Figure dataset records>
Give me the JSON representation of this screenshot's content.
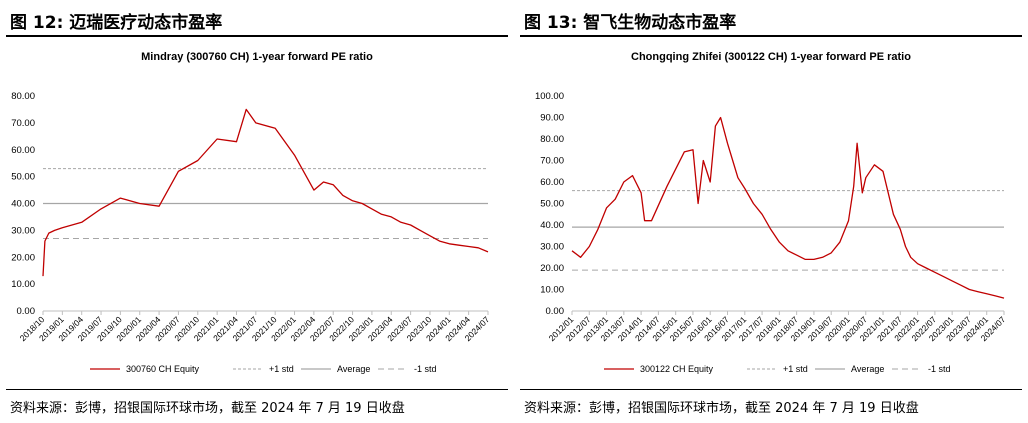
{
  "left": {
    "figure_title": "图 12: 迈瑞医疗动态市盈率",
    "source": "资料来源：彭博，招银国际环球市场，截至 2024 年 7 月 19 日收盘",
    "legend": {
      "series": "300760 CH Equity",
      "plus1": "+1 std",
      "average": "Average",
      "minus1": "-1 std"
    }
  },
  "right": {
    "figure_title": "图 13: 智飞生物动态市盈率",
    "source": "资料来源：彭博，招银国际环球市场，截至 2024 年 7 月 19 日收盘",
    "legend": {
      "series": "300122 CH Equity",
      "plus1": "+1 std",
      "average": "Average",
      "minus1": "-1 std"
    }
  },
  "colors": {
    "series": "#c00000",
    "average": "#a6a6a6",
    "std": "#a6a6a6"
  },
  "chart_data": [
    {
      "type": "line",
      "title": "Mindray (300760 CH) 1-year forward PE ratio",
      "ylim": [
        0,
        80
      ],
      "yticks": [
        "0.00",
        "10.00",
        "20.00",
        "30.00",
        "40.00",
        "50.00",
        "60.00",
        "70.00",
        "80.00"
      ],
      "xticks": [
        "2018/10",
        "2019/01",
        "2019/04",
        "2019/07",
        "2019/10",
        "2020/01",
        "2020/04",
        "2020/07",
        "2020/10",
        "2021/01",
        "2021/04",
        "2021/07",
        "2021/10",
        "2022/01",
        "2022/04",
        "2022/07",
        "2022/10",
        "2023/01",
        "2023/04",
        "2023/07",
        "2023/10",
        "2024/01",
        "2024/04",
        "2024/07"
      ],
      "reference_lines": {
        "plus1_std": 53,
        "average": 40,
        "minus1_std": 27
      },
      "series": [
        {
          "name": "300760 CH Equity",
          "x": [
            0,
            0.1,
            0.3,
            0.6,
            1,
            2,
            3,
            4,
            5,
            6,
            7,
            8,
            9,
            10,
            10.5,
            11,
            12,
            13,
            14,
            14.5,
            15,
            15.5,
            16,
            16.5,
            17,
            17.5,
            18,
            18.5,
            19,
            19.5,
            20,
            20.5,
            21,
            21.5,
            22,
            22.5,
            23
          ],
          "y": [
            13,
            26,
            29,
            30,
            31,
            33,
            38,
            42,
            40,
            39,
            52,
            56,
            64,
            63,
            75,
            70,
            68,
            58,
            45,
            48,
            47,
            43,
            41,
            40,
            38,
            36,
            35,
            33,
            32,
            30,
            28,
            26,
            25,
            24.5,
            24,
            23.5,
            22
          ]
        }
      ]
    },
    {
      "type": "line",
      "title": "Chongqing Zhifei (300122 CH) 1-year forward PE ratio",
      "ylim": [
        0,
        100
      ],
      "yticks": [
        "0.00",
        "10.00",
        "20.00",
        "30.00",
        "40.00",
        "50.00",
        "60.00",
        "70.00",
        "80.00",
        "90.00",
        "100.00"
      ],
      "xticks": [
        "2012/01",
        "2012/07",
        "2013/01",
        "2013/07",
        "2014/01",
        "2014/07",
        "2015/01",
        "2015/07",
        "2016/01",
        "2016/07",
        "2017/01",
        "2017/07",
        "2018/01",
        "2018/07",
        "2019/01",
        "2019/07",
        "2020/01",
        "2020/07",
        "2021/01",
        "2021/07",
        "2022/01",
        "2022/07",
        "2023/01",
        "2023/07",
        "2024/01",
        "2024/07"
      ],
      "reference_lines": {
        "plus1_std": 56,
        "average": 39,
        "minus1_std": 19
      },
      "series": [
        {
          "name": "300122 CH Equity",
          "x": [
            0,
            0.5,
            1,
            1.5,
            2,
            2.5,
            3,
            3.5,
            4,
            4.2,
            4.6,
            5.5,
            6.5,
            7,
            7.3,
            7.6,
            8,
            8.3,
            8.6,
            9,
            9.3,
            9.6,
            10,
            10.5,
            11,
            11.5,
            12,
            12.5,
            13,
            13.5,
            14,
            14.5,
            15,
            15.5,
            16,
            16.3,
            16.5,
            16.8,
            17,
            17.5,
            18,
            18.3,
            18.6,
            19,
            19.3,
            19.6,
            20,
            20.5,
            21,
            21.5,
            22,
            22.5,
            23,
            23.5,
            24,
            24.5,
            25
          ],
          "y": [
            28,
            25,
            30,
            38,
            48,
            52,
            60,
            63,
            55,
            42,
            42,
            58,
            74,
            75,
            50,
            70,
            60,
            86,
            90,
            78,
            70,
            62,
            57,
            50,
            45,
            38,
            32,
            28,
            26,
            24,
            24,
            25,
            27,
            32,
            42,
            58,
            78,
            55,
            62,
            68,
            65,
            55,
            45,
            38,
            30,
            25,
            22,
            20,
            18,
            16,
            14,
            12,
            10,
            9,
            8,
            7,
            6
          ]
        }
      ]
    }
  ]
}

Set task> From the listing above, copy out each line where the word "Equity" appears.

Reply to the task>
      "series": "300760 CH Equity",
      "series": "300122 CH Equity",
          "name": "300760 CH Equity",
          "name": "300122 CH Equity",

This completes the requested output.